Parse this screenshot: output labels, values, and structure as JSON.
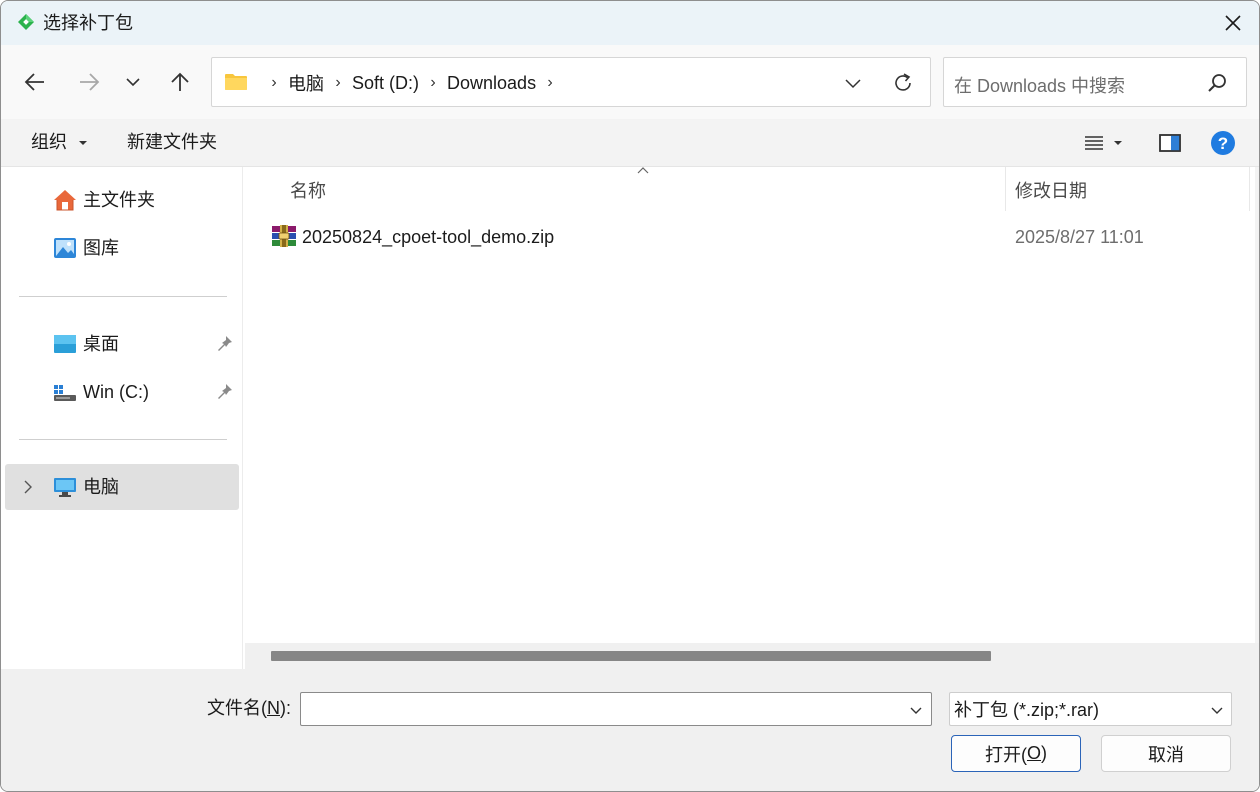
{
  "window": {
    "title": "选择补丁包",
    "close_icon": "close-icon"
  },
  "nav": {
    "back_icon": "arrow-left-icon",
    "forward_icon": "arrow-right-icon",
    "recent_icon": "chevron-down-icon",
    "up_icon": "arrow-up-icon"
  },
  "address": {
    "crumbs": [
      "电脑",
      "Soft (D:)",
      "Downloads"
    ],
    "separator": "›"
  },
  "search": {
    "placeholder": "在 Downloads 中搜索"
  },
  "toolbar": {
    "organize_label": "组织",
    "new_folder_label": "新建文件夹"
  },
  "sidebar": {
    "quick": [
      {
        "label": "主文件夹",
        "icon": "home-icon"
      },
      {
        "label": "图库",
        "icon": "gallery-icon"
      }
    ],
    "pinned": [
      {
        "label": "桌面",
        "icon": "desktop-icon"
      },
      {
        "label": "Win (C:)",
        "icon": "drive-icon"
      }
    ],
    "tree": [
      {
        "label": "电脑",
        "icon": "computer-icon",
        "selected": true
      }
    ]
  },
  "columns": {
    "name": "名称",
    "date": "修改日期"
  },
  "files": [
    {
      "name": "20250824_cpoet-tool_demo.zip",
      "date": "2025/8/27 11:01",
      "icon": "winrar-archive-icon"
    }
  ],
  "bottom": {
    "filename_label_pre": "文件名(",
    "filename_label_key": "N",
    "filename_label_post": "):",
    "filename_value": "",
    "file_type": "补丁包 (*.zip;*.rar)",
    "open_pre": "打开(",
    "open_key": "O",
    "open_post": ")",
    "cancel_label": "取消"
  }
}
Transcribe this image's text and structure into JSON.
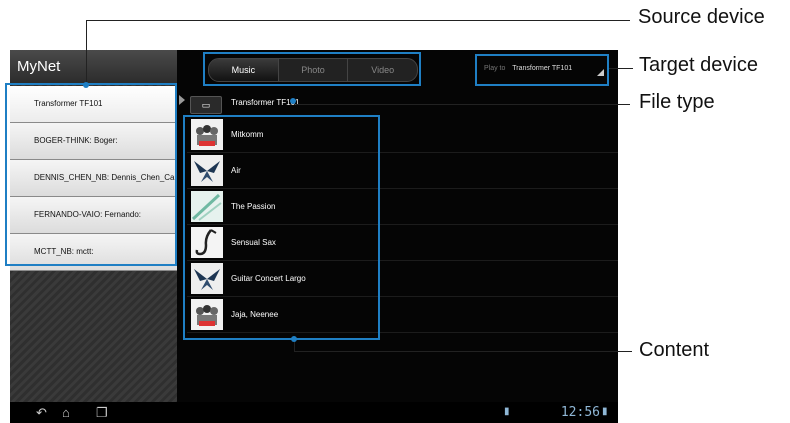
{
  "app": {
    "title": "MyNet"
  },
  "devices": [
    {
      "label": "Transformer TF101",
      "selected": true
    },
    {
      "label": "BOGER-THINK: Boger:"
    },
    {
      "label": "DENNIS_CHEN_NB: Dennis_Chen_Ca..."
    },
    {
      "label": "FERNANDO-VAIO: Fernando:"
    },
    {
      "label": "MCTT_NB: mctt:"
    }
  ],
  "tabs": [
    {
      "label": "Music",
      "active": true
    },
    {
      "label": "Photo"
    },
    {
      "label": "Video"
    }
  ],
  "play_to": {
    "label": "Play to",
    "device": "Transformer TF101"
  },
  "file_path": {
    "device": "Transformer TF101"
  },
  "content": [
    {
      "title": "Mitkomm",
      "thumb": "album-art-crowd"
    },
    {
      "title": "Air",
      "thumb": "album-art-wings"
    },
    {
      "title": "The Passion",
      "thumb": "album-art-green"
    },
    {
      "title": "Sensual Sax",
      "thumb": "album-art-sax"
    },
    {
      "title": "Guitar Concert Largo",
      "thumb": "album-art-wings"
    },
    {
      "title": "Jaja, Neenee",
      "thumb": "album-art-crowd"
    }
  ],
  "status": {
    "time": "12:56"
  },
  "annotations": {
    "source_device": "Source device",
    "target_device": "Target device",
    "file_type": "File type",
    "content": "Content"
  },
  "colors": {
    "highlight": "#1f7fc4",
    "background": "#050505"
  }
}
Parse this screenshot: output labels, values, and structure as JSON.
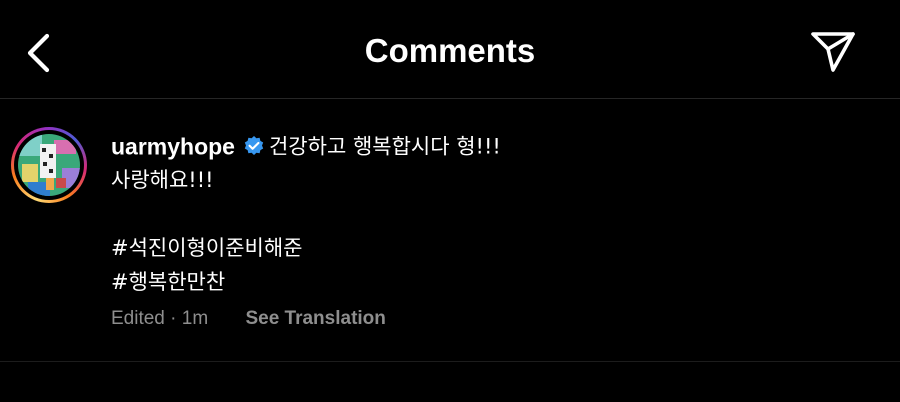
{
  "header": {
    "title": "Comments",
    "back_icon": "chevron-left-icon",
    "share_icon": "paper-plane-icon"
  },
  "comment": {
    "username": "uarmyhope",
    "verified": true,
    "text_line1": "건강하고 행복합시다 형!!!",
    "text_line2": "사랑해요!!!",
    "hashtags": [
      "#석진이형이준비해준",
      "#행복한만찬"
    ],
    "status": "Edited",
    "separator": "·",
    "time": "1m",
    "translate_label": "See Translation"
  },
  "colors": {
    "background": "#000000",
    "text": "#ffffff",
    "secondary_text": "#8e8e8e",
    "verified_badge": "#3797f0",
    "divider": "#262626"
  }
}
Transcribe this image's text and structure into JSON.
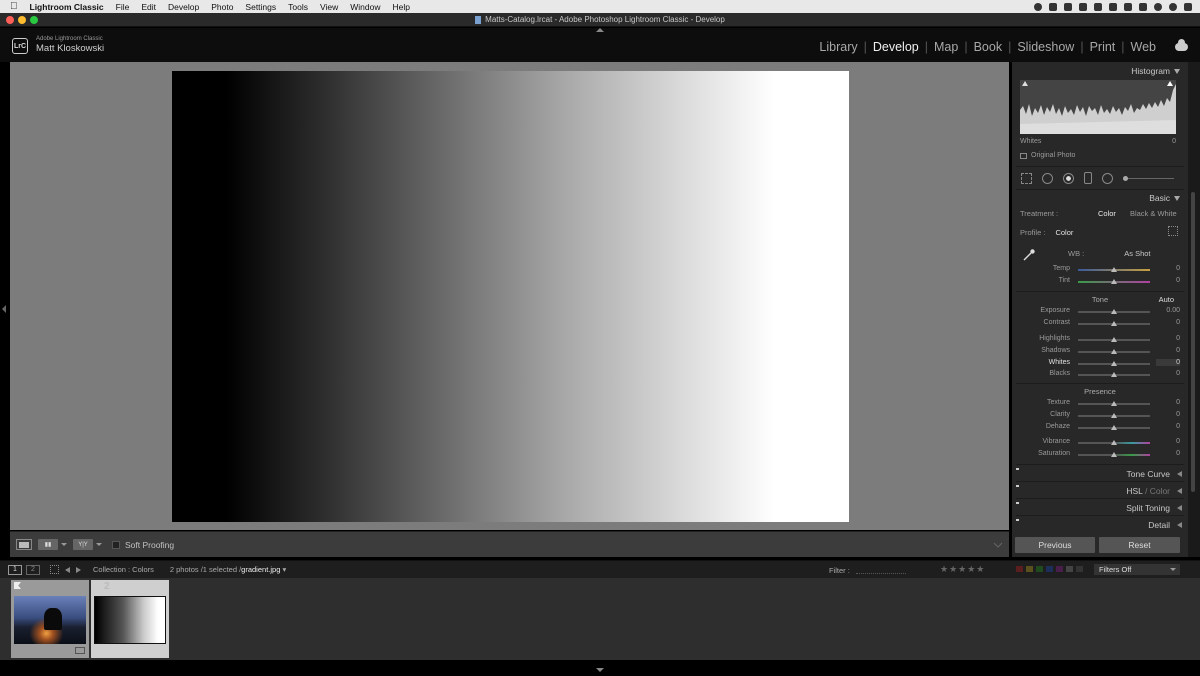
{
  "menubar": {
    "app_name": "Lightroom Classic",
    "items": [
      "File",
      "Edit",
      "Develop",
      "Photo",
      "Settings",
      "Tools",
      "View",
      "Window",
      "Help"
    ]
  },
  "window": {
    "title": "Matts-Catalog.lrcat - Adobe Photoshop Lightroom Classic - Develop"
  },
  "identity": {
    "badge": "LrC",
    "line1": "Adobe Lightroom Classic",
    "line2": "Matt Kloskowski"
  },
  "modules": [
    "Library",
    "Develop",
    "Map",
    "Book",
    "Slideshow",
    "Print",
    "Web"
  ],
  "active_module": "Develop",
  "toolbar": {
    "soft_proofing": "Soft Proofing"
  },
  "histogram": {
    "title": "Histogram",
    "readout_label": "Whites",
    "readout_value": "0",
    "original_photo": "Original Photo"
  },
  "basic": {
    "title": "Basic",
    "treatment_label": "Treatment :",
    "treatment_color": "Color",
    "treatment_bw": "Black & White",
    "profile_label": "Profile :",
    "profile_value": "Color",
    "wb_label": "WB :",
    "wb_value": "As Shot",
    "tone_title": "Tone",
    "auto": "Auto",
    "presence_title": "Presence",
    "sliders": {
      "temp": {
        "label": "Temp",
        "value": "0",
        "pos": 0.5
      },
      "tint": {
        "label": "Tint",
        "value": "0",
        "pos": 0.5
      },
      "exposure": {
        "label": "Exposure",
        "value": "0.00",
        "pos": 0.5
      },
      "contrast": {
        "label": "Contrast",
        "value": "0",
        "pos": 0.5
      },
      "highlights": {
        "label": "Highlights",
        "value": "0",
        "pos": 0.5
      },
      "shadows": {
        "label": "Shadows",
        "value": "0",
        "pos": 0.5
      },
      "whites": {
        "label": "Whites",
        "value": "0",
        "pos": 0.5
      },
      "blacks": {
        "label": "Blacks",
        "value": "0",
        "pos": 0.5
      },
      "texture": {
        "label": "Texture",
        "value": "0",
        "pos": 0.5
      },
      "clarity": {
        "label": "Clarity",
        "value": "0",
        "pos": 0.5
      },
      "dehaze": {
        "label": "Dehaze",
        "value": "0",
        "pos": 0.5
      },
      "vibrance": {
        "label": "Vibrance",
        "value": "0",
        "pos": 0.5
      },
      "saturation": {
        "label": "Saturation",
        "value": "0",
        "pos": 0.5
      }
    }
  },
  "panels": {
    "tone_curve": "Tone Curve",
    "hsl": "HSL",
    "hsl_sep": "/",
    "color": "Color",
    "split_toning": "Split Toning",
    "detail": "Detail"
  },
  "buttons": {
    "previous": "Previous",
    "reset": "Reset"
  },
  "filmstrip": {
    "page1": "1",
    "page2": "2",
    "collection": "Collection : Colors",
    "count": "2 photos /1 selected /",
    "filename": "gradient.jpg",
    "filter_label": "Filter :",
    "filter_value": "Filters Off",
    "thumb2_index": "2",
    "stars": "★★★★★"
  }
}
= = = = = = =
- **THE REQUEST**:
Please set down each line of the data above exactly as written, without the pictures.

- **EXPECTED ANSWER**:
Parse this screenshot: output labels, values, and structure as JSON.
{
  "window": {
    "title": "选择补丁包",
    "close_icon": "close-icon"
  },
  "nav": {
    "back_icon": "arrow-left-icon",
    "forward_icon": "arrow-right-icon",
    "recent_icon": "chevron-down-icon",
    "up_icon": "arrow-up-icon"
  },
  "address": {
    "crumbs": [
      "电脑",
      "Soft (D:)",
      "Downloads"
    ],
    "separator": "›"
  },
  "search": {
    "placeholder": "在 Downloads 中搜索"
  },
  "toolbar": {
    "organize_label": "组织",
    "new_folder_label": "新建文件夹"
  },
  "sidebar": {
    "quick": [
      {
        "label": "主文件夹",
        "icon": "home-icon"
      },
      {
        "label": "图库",
        "icon": "gallery-icon"
      }
    ],
    "pinned": [
      {
        "label": "桌面",
        "icon": "desktop-icon"
      },
      {
        "label": "Win (C:)",
        "icon": "drive-icon"
      }
    ],
    "tree": [
      {
        "label": "电脑",
        "icon": "computer-icon",
        "selected": true
      }
    ]
  },
  "columns": {
    "name": "名称",
    "date": "修改日期"
  },
  "files": [
    {
      "name": "20250824_cpoet-tool_demo.zip",
      "date": "2025/8/27 11:01",
      "icon": "winrar-archive-icon"
    }
  ],
  "bottom": {
    "filename_label_pre": "文件名(",
    "filename_label_key": "N",
    "filename_label_post": "):",
    "filename_value": "",
    "file_type": "补丁包 (*.zip;*.rar)",
    "open_pre": "打开(",
    "open_key": "O",
    "open_post": ")",
    "cancel_label": "取消"
  }
}
Transcribe this image's text and structure into JSON.
{
  "app": {
    "title": "MyNet"
  },
  "devices": [
    {
      "label": "Transformer TF101",
      "selected": true
    },
    {
      "label": "BOGER-THINK: Boger:"
    },
    {
      "label": "DENNIS_CHEN_NB: Dennis_Chen_Ca..."
    },
    {
      "label": "FERNANDO-VAIO: Fernando:"
    },
    {
      "label": "MCTT_NB: mctt:"
    }
  ],
  "tabs": [
    {
      "label": "Music",
      "active": true
    },
    {
      "label": "Photo"
    },
    {
      "label": "Video"
    }
  ],
  "play_to": {
    "label": "Play to",
    "device": "Transformer TF101"
  },
  "file_path": {
    "device": "Transformer TF101"
  },
  "content": [
    {
      "title": "Mitkomm",
      "thumb": "album-art-crowd"
    },
    {
      "title": "Air",
      "thumb": "album-art-wings"
    },
    {
      "title": "The Passion",
      "thumb": "album-art-green"
    },
    {
      "title": "Sensual Sax",
      "thumb": "album-art-sax"
    },
    {
      "title": "Guitar Concert Largo",
      "thumb": "album-art-wings"
    },
    {
      "title": "Jaja, Neenee",
      "thumb": "album-art-crowd"
    }
  ],
  "status": {
    "time": "12:56"
  },
  "annotations": {
    "source_device": "Source device",
    "target_device": "Target device",
    "file_type": "File type",
    "content": "Content"
  },
  "colors": {
    "highlight": "#1f7fc4",
    "background": "#050505"
  }
}
Parse this screenshot: output labels, values, and structure as JSON.
{
  "header": {
    "title": "Comments",
    "back_icon": "chevron-left-icon",
    "share_icon": "paper-plane-icon"
  },
  "comment": {
    "username": "uarmyhope",
    "verified": true,
    "text_line1": "건강하고 행복합시다 형!!!",
    "text_line2": "사랑해요!!!",
    "hashtags": [
      "#석진이형이준비해준",
      "#행복한만찬"
    ],
    "status": "Edited",
    "separator": "·",
    "time": "1m",
    "translate_label": "See Translation"
  },
  "colors": {
    "background": "#000000",
    "text": "#ffffff",
    "secondary_text": "#8e8e8e",
    "verified_badge": "#3797f0",
    "divider": "#262626"
  }
}
Transcribe this image's text and structure into JSON.
{
  "menubar": {
    "app_name": "Lightroom Classic",
    "items": [
      "File",
      "Edit",
      "Develop",
      "Photo",
      "Settings",
      "Tools",
      "View",
      "Window",
      "Help"
    ]
  },
  "window": {
    "title": "Matts-Catalog.lrcat - Adobe Photoshop Lightroom Classic - Develop"
  },
  "identity": {
    "badge": "LrC",
    "line1": "Adobe Lightroom Classic",
    "line2": "Matt Kloskowski"
  },
  "modules": [
    "Library",
    "Develop",
    "Map",
    "Book",
    "Slideshow",
    "Print",
    "Web"
  ],
  "active_module": "Develop",
  "toolbar": {
    "soft_proofing": "Soft Proofing"
  },
  "histogram": {
    "title": "Histogram",
    "readout_label": "Whites",
    "readout_value": "0",
    "original_photo": "Original Photo"
  },
  "basic": {
    "title": "Basic",
    "treatment_label": "Treatment :",
    "treatment_color": "Color",
    "treatment_bw": "Black & White",
    "profile_label": "Profile :",
    "profile_value": "Color",
    "wb_label": "WB :",
    "wb_value": "As Shot",
    "tone_title": "Tone",
    "auto": "Auto",
    "presence_title": "Presence",
    "sliders": {
      "temp": {
        "label": "Temp",
        "value": "0",
        "pos": 0.5
      },
      "tint": {
        "label": "Tint",
        "value": "0",
        "pos": 0.5
      },
      "exposure": {
        "label": "Exposure",
        "value": "0.00",
        "pos": 0.5
      },
      "contrast": {
        "label": "Contrast",
        "value": "0",
        "pos": 0.5
      },
      "highlights": {
        "label": "Highlights",
        "value": "0",
        "pos": 0.5
      },
      "shadows": {
        "label": "Shadows",
        "value": "0",
        "pos": 0.5
      },
      "whites": {
        "label": "Whites",
        "value": "0",
        "pos": 0.5
      },
      "blacks": {
        "label": "Blacks",
        "value": "0",
        "pos": 0.5
      },
      "texture": {
        "label": "Texture",
        "value": "0",
        "pos": 0.5
      },
      "clarity": {
        "label": "Clarity",
        "value": "0",
        "pos": 0.5
      },
      "dehaze": {
        "label": "Dehaze",
        "value": "0",
        "pos": 0.5
      },
      "vibrance": {
        "label": "Vibrance",
        "value": "0",
        "pos": 0.5
      },
      "saturation": {
        "label": "Saturation",
        "value": "0",
        "pos": 0.5
      }
    }
  },
  "panels": {
    "tone_curve": "Tone Curve",
    "hsl": "HSL",
    "hsl_sep": "/",
    "color": "Color",
    "split_toning": "Split Toning",
    "detail": "Detail"
  },
  "buttons": {
    "previous": "Previous",
    "reset": "Reset"
  },
  "filmstrip": {
    "page1": "1",
    "page2": "2",
    "collection": "Collection : Colors",
    "count": "2 photos /1 selected /",
    "filename": "gradient.jpg",
    "filter_label": "Filter :",
    "filter_value": "Filters Off",
    "thumb2_index": "2",
    "stars": "★★★★★"
  }
}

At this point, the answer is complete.